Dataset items
---------------

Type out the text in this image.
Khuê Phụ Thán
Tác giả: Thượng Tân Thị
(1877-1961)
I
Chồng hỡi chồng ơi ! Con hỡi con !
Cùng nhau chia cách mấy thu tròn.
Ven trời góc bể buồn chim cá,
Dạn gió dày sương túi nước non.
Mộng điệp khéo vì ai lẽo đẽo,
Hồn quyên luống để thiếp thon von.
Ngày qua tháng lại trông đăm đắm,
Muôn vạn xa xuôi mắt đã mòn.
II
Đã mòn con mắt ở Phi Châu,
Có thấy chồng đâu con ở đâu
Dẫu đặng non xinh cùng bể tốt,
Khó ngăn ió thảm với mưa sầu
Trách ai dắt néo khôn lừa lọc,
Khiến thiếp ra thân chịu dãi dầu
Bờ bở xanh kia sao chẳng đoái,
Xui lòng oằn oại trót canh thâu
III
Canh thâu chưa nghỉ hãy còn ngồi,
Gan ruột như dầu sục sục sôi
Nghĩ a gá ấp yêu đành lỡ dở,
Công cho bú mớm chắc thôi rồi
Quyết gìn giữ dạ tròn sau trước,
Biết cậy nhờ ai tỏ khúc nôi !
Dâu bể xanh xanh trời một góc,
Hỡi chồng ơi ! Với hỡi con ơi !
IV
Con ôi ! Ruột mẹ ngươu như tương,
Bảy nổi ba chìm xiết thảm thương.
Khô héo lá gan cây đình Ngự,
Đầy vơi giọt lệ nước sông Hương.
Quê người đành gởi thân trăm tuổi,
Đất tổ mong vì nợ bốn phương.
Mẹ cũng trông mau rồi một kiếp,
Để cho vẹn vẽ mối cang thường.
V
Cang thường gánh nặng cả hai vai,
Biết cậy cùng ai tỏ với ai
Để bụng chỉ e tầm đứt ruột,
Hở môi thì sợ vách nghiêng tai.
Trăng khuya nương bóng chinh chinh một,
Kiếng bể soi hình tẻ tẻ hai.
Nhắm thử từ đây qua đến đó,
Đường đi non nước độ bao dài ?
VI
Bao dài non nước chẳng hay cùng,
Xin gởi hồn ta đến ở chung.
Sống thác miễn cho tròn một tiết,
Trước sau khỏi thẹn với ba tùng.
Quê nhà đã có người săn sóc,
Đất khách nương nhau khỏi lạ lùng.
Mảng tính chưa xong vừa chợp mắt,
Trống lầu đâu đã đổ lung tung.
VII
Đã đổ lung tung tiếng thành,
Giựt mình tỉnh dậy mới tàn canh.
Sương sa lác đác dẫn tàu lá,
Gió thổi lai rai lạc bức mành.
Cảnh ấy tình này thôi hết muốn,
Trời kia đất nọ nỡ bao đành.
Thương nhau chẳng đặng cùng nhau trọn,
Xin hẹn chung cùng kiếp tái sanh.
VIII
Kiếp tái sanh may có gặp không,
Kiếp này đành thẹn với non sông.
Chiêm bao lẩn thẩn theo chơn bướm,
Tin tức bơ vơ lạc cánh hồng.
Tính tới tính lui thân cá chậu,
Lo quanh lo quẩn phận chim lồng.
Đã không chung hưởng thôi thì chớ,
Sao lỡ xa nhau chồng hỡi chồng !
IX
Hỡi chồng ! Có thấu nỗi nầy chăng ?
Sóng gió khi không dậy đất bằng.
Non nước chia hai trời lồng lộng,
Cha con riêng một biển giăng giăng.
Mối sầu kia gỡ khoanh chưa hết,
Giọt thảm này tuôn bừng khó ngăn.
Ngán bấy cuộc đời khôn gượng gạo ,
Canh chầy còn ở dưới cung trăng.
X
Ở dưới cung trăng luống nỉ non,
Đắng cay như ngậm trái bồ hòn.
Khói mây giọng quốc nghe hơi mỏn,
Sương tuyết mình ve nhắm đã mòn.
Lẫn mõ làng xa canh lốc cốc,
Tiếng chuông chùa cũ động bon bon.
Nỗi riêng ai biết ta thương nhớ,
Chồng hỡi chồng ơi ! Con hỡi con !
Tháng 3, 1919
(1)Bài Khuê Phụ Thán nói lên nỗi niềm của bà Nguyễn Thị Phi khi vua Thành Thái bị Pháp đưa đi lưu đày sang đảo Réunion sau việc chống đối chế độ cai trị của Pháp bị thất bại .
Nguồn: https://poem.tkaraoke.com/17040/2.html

---------------

Every record above needs to be repeated word for word.

Type out the text in this image.
Khuê Phụ Thán
Tác giả: Thượng Tân Thị
(1877-1961)
I
Chồng hỡi chồng ơi ! Con hỡi con !
Cùng nhau chia cách mấy thu tròn.
Ven trời góc bể buồn chim cá,
Dạn gió dày sương túi nước non.
Mộng điệp khéo vì ai lẽo đẽo,
Hồn quyên luống để thiếp thon von.
Ngày qua tháng lại trông đăm đắm,
Muôn vạn xa xuôi mắt đã mòn.
II
Đã mòn con mắt ở Phi Châu,
Có thấy chồng đâu con ở đâu
Dẫu đặng non xinh cùng bể tốt,
Khó ngăn ió thảm với mưa sầu
Trách ai dắt néo khôn lừa lọc,
Khiến thiếp ra thân chịu dãi dầu
Bờ bở xanh kia sao chẳng đoái,
Xui lòng oằn oại trót canh thâu
III
Canh thâu chưa nghỉ hãy còn ngồi,
Gan ruột như dầu sục sục sôi
Nghĩ a gá ấp yêu đành lỡ dở,
Công cho bú mớm chắc thôi rồi
Quyết gìn giữ dạ tròn sau trước,
Biết cậy nhờ ai tỏ khúc nôi !
Dâu bể xanh xanh trời một góc,
Hỡi chồng ơi ! Với hỡi con ơi !
IV
Con ôi ! Ruột mẹ ngươu như tương,
Bảy nổi ba chìm xiết thảm thương.
Khô héo lá gan cây đình Ngự,
Đầy vơi giọt lệ nước sông Hương.
Quê người đành gởi thân trăm tuổi,
Đất tổ mong vì nợ bốn phương.
Mẹ cũng trông mau rồi một kiếp,
Để cho vẹn vẽ mối cang thường.
V
Cang thường gánh nặng cả hai vai,
Biết cậy cùng ai tỏ với ai
Để bụng chỉ e tầm đứt ruột,
Hở môi thì sợ vách nghiêng tai.
Trăng khuya nương bóng chinh chinh một,
Kiếng bể soi hình tẻ tẻ hai.
Nhắm thử từ đây qua đến đó,
Đường đi non nước độ bao dài ?
VI
Bao dài non nước chẳng hay cùng,
Xin gởi hồn ta đến ở chung.
Sống thác miễn cho tròn một tiết,
Trước sau khỏi thẹn với ba tùng.
Quê nhà đã có người săn sóc,
Đất khách nương nhau khỏi lạ lùng.
Mảng tính chưa xong vừa chợp mắt,
Trống lầu đâu đã đổ lung tung.
VII
Đã đổ lung tung tiếng thành,
Giựt mình tỉnh dậy mới tàn canh.
Sương sa lác đác dẫn tàu lá,
Gió thổi lai rai lạc bức mành.
Cảnh ấy tình này thôi hết muốn,
Trời kia đất nọ nỡ bao đành.
Thương nhau chẳng đặng cùng nhau trọn,
Xin hẹn chung cùng kiếp tái sanh.
VIII
Kiếp tái sanh may có gặp không,
Kiếp này đành thẹn với non sông.
Chiêm bao lẩn thẩn theo chơn bướm,
Tin tức bơ vơ lạc cánh hồng.
Tính tới tính lui thân cá chậu,
Lo quanh lo quẩn phận chim lồng.
Đã không chung hưởng thôi thì chớ,
Sao lỡ xa nhau chồng hỡi chồng !
IX
Hỡi chồng ! Có thấu nỗi nầy chăng ?
Sóng gió khi không dậy đất bằng.
Non nước chia hai trời lồng lộng,
Cha con riêng một biển giăng giăng.
Mối sầu kia gỡ khoanh chưa hết,
Giọt thảm này tuôn bừng khó ngăn.
Ngán bấy cuộc đời khôn gượng gạo ,
Canh chầy còn ở dưới cung trăng.
X
Ở dưới cung trăng luống nỉ non,
Đắng cay như ngậm trái bồ hòn.
Khói mây giọng quốc nghe hơi mỏn,
Sương tuyết mình ve nhắm đã mòn.
Lẫn mõ làng xa canh lốc cốc,
Tiếng chuông chùa cũ động bon bon.
Nỗi riêng ai biết ta thương nhớ,
Chồng hỡi chồng ơi ! Con hỡi con !
Tháng 3, 1919
(1)Bài Khuê Phụ Thán nói lên nỗi niềm của bà Nguyễn Thị Phi khi vua Thành Thái bị Pháp đưa đi lưu đày sang đảo Réunion sau việc chống đối chế độ cai trị của Pháp bị thất bại .
Nguồn: https://poem.tkaraoke.com/17040/2.html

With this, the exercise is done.